Given exercise.
Give the count of lines that include the string "Metro". Add nothing to it.

Available records.
■ ■ ■ ■ ■ ■ ■

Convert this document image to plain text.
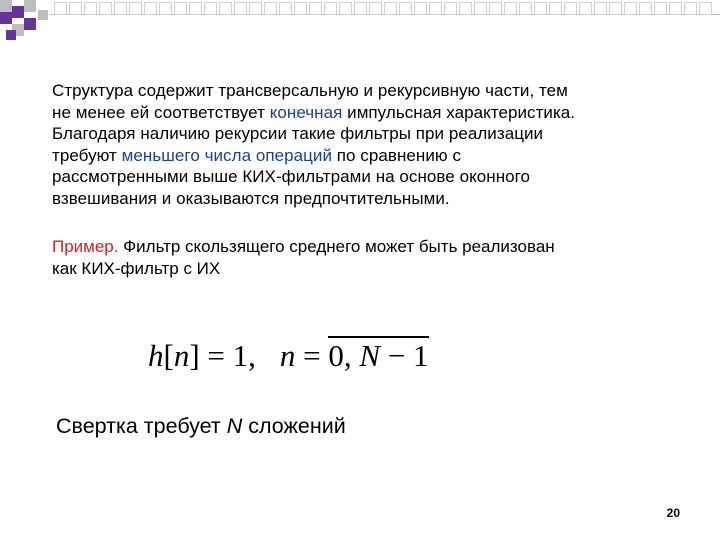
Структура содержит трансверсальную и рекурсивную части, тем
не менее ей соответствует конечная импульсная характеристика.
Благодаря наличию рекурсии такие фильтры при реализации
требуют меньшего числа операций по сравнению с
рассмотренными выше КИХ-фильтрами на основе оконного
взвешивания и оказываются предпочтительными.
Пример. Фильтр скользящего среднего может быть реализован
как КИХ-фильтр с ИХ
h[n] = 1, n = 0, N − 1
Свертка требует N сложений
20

■ ■ ■ ■ ■ ■ ■

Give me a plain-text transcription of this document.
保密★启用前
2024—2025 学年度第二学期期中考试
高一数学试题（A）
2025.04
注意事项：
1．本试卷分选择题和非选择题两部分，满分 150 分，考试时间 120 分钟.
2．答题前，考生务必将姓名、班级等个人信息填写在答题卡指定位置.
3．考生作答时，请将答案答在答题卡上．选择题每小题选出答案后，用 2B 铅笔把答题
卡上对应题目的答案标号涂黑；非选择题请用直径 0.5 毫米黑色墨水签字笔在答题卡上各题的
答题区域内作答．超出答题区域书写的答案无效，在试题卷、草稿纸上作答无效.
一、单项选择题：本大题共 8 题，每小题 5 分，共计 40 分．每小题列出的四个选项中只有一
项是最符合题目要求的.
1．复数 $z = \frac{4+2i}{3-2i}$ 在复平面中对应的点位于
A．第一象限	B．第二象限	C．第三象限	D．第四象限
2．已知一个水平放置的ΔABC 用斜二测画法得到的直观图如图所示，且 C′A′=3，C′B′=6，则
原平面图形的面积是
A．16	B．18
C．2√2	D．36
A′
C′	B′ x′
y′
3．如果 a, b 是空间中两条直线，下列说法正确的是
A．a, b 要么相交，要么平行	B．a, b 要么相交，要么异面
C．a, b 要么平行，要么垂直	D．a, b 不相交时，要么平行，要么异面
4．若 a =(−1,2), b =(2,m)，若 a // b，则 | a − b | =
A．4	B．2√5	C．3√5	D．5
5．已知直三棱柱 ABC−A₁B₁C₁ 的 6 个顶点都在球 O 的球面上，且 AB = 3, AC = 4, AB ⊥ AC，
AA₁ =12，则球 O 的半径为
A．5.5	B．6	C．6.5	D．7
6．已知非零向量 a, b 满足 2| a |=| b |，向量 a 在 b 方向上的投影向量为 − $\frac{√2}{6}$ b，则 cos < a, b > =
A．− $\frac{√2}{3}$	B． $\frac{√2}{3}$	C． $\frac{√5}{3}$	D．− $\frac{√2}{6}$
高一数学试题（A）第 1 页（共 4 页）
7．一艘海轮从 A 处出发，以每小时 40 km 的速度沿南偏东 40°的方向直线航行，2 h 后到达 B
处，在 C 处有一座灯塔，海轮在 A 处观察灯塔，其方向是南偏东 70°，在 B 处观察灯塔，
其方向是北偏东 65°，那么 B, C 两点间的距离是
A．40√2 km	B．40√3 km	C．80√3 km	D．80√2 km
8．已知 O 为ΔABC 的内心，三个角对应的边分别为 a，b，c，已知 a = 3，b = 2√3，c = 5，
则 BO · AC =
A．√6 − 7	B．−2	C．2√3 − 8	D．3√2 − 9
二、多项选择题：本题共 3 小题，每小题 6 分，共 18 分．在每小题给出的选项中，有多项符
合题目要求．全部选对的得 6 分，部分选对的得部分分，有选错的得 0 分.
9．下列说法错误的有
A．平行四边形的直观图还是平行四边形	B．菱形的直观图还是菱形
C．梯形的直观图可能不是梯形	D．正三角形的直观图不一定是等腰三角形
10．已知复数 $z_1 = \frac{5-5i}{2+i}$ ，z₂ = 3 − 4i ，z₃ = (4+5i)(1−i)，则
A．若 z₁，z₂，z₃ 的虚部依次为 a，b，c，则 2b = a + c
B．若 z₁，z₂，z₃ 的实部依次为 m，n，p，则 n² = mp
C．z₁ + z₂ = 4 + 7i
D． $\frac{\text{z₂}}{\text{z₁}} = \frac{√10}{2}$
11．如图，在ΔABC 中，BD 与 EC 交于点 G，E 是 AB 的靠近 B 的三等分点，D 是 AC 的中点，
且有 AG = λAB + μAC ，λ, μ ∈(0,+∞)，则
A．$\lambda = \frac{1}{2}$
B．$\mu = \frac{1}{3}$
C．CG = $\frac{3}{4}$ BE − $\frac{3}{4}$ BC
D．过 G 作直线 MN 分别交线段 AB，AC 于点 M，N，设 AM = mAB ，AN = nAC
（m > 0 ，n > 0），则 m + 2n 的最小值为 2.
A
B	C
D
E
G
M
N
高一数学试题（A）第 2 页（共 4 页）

■ ■ ■ ■ ■ ■ ■

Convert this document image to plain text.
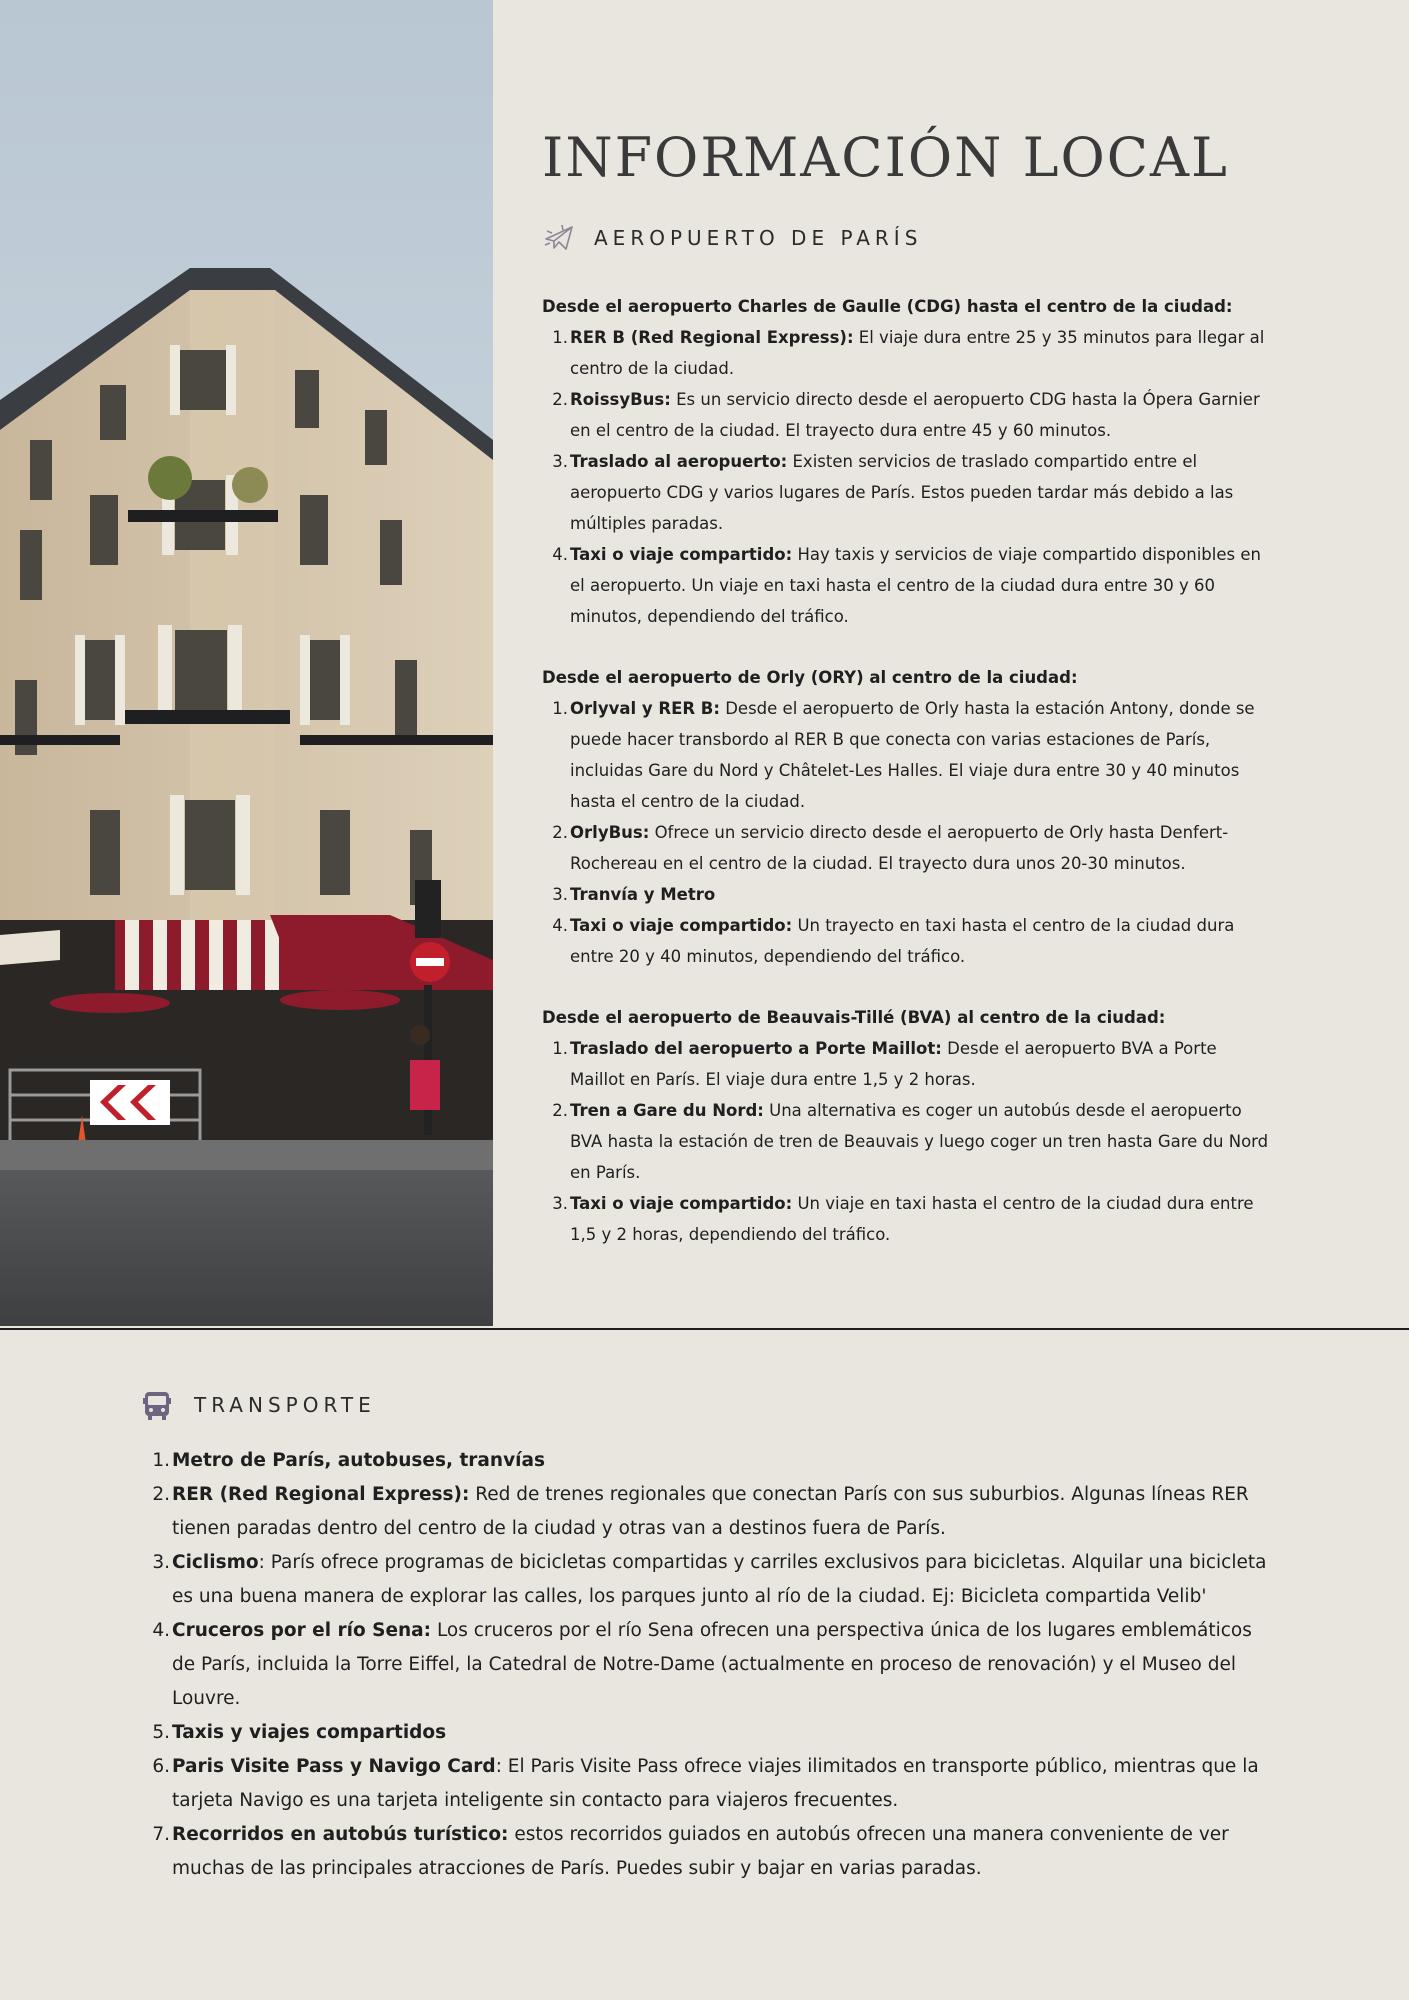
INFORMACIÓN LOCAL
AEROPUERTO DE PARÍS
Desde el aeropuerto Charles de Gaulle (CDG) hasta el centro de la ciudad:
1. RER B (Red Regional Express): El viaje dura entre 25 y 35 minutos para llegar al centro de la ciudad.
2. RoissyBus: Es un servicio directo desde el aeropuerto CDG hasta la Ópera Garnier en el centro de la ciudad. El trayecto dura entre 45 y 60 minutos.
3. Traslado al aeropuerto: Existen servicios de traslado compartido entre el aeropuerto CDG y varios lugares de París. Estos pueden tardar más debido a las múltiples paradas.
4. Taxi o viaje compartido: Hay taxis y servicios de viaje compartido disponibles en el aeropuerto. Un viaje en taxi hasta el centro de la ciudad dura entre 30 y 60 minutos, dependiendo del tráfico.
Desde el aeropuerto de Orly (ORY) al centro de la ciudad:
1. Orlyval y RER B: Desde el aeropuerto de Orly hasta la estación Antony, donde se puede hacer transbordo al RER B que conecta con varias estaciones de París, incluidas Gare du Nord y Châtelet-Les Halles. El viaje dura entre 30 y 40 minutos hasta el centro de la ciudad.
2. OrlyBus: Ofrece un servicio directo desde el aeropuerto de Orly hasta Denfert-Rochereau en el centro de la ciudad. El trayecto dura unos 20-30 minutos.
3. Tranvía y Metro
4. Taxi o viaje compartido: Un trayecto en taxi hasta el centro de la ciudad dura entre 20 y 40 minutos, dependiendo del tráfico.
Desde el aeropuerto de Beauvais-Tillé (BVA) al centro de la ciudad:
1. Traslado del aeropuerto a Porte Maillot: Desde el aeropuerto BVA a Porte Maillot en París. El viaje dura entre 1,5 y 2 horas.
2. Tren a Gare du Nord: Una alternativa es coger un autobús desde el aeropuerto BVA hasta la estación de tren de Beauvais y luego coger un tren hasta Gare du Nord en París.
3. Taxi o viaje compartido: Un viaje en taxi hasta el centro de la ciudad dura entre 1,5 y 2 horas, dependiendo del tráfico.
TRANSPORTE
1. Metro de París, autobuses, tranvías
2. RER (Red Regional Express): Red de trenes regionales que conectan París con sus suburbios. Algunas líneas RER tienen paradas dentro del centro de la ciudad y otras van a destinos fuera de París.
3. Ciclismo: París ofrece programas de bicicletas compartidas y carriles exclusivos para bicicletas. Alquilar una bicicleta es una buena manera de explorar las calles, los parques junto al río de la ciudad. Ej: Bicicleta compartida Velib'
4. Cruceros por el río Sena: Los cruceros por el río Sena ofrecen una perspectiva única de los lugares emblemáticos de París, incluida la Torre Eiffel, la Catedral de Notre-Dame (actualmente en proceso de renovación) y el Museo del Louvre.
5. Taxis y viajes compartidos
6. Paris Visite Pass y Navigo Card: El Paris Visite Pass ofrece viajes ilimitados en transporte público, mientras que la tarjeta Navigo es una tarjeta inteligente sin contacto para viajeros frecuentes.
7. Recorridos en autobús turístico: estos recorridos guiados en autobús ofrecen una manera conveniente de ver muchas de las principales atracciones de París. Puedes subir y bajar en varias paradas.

■ ■ ■ ■ ■ ■ ■

Task result.
2